- _WORK ORDER_
Filter the lines below, copying only those with the string "Total".

++++ TASK INPUT

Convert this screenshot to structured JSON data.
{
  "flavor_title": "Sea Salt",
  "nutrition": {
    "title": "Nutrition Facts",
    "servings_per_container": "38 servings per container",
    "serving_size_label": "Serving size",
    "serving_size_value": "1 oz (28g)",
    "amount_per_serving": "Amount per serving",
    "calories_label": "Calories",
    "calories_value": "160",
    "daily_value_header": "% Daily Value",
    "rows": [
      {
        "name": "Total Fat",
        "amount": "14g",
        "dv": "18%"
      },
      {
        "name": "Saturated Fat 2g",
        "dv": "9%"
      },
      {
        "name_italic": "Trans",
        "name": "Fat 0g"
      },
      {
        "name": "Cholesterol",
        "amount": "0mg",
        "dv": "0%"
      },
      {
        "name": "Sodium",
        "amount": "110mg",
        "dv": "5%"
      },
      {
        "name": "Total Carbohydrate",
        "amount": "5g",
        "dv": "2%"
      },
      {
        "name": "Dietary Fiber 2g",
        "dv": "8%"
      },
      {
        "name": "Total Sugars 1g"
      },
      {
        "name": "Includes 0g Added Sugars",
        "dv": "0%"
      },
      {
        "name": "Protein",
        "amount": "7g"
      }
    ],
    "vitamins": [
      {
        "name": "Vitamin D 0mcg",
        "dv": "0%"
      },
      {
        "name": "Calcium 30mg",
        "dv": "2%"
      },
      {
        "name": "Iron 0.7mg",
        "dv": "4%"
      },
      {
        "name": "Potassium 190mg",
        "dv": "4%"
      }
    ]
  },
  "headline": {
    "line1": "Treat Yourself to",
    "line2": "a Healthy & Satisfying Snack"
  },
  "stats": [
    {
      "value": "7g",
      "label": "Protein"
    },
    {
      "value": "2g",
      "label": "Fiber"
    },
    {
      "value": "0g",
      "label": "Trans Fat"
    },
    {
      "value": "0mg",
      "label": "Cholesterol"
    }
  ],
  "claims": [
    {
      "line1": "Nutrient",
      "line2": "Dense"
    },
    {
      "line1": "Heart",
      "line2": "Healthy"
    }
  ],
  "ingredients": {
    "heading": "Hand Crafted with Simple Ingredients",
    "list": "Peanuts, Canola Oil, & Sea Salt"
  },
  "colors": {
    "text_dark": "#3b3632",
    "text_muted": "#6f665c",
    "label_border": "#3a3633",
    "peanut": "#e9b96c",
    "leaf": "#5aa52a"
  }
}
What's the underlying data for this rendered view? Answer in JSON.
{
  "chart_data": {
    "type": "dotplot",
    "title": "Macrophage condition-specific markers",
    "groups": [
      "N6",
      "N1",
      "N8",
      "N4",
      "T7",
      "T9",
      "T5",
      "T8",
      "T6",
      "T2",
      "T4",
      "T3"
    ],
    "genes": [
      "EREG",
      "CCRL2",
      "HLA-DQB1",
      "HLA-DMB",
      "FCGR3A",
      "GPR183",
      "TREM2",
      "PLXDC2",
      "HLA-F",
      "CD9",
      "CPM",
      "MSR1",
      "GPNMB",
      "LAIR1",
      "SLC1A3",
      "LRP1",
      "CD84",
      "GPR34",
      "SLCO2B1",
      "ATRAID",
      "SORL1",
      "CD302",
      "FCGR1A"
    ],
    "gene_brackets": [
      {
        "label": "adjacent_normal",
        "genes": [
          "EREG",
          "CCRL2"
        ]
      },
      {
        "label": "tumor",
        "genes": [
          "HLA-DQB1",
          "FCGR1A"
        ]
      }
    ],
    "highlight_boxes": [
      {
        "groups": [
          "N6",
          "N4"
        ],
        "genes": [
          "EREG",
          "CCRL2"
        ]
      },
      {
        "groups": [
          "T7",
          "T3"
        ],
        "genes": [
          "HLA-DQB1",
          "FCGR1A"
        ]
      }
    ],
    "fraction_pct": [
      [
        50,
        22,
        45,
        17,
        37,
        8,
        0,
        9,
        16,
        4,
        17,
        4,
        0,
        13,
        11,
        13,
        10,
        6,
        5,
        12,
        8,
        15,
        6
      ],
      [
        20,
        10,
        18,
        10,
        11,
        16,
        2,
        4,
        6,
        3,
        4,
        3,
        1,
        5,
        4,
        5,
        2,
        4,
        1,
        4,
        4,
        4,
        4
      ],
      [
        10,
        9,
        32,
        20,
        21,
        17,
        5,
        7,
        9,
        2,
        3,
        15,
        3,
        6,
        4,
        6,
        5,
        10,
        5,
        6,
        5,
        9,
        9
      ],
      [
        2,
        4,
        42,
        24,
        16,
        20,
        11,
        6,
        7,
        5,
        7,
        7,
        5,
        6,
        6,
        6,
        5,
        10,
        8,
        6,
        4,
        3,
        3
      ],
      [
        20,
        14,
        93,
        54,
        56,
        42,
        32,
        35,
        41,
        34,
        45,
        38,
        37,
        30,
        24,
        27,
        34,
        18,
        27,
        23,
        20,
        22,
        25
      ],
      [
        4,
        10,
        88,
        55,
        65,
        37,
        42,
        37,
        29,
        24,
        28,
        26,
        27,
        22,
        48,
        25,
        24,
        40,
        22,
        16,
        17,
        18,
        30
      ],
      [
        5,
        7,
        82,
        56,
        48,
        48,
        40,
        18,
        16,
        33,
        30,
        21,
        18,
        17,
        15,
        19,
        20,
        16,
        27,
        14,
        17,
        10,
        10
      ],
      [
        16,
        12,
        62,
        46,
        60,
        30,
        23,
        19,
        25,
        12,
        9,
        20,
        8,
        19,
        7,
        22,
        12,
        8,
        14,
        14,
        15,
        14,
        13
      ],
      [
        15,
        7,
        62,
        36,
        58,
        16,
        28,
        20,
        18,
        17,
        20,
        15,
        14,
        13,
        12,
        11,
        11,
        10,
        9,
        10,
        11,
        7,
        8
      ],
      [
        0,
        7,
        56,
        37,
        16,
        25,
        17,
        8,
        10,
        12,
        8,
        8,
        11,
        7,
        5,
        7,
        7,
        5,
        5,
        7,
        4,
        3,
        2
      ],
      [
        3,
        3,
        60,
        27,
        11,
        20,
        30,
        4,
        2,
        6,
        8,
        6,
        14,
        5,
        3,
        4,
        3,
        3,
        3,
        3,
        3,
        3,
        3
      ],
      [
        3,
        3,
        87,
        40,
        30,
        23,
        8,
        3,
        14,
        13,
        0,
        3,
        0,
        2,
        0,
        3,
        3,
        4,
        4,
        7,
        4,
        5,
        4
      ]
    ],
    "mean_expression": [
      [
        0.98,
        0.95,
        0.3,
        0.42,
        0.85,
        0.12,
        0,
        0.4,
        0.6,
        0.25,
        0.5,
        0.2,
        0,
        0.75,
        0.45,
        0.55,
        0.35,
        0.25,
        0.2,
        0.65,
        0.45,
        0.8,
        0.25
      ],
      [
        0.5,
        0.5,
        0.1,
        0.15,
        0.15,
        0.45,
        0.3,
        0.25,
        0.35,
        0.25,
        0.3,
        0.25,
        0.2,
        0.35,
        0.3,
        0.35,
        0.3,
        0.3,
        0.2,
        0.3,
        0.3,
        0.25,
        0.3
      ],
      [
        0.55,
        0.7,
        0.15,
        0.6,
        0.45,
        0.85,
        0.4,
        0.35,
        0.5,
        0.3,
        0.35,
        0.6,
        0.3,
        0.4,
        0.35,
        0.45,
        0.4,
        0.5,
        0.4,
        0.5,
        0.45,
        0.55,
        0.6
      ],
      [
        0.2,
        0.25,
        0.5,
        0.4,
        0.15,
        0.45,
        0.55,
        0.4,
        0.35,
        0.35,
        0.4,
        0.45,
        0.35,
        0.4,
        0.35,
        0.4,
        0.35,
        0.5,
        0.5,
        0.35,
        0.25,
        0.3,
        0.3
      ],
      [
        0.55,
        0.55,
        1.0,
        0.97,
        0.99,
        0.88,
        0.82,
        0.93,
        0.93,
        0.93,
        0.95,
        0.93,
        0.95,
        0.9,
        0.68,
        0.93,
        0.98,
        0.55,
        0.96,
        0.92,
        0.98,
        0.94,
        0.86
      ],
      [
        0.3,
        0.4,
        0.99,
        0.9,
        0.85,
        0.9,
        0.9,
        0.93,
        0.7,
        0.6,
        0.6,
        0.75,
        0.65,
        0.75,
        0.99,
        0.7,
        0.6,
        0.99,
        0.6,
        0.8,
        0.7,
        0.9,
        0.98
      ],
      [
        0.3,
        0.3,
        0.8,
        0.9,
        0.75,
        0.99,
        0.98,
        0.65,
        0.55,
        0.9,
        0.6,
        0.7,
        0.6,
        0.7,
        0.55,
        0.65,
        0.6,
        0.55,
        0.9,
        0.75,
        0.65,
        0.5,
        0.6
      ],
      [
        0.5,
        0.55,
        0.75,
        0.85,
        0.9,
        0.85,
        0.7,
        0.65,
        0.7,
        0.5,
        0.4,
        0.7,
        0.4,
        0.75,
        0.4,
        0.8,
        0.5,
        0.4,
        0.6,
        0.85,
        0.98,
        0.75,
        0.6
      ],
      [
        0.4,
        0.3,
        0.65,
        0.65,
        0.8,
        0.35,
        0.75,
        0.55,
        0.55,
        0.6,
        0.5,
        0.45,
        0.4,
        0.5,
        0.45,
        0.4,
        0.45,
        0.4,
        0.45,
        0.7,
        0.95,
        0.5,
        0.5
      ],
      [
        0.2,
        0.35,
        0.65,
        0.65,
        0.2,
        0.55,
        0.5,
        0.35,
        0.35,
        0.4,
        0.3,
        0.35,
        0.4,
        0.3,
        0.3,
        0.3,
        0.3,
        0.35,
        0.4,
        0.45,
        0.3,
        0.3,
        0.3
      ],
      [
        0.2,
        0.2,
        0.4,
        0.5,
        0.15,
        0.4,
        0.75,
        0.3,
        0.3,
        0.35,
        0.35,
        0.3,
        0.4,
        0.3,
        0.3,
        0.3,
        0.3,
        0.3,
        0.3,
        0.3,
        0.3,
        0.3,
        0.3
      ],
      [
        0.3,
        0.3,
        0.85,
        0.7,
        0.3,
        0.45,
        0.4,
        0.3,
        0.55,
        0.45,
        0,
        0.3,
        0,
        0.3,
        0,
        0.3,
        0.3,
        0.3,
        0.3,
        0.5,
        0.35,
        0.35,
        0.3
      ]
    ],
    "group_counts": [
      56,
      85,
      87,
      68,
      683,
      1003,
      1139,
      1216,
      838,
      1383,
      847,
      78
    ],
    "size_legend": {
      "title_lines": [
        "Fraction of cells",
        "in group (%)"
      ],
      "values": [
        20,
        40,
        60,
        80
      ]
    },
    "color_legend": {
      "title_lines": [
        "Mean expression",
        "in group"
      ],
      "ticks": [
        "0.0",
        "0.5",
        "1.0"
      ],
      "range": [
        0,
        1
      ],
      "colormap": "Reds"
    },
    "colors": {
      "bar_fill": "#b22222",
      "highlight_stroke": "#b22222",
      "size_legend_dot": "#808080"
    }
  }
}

++++++++

- _WRITTEN ANSWER_
        "name": "Total Fat",
        "name": "Total Carbohydrate",
        "name": "Total Sugars 1g"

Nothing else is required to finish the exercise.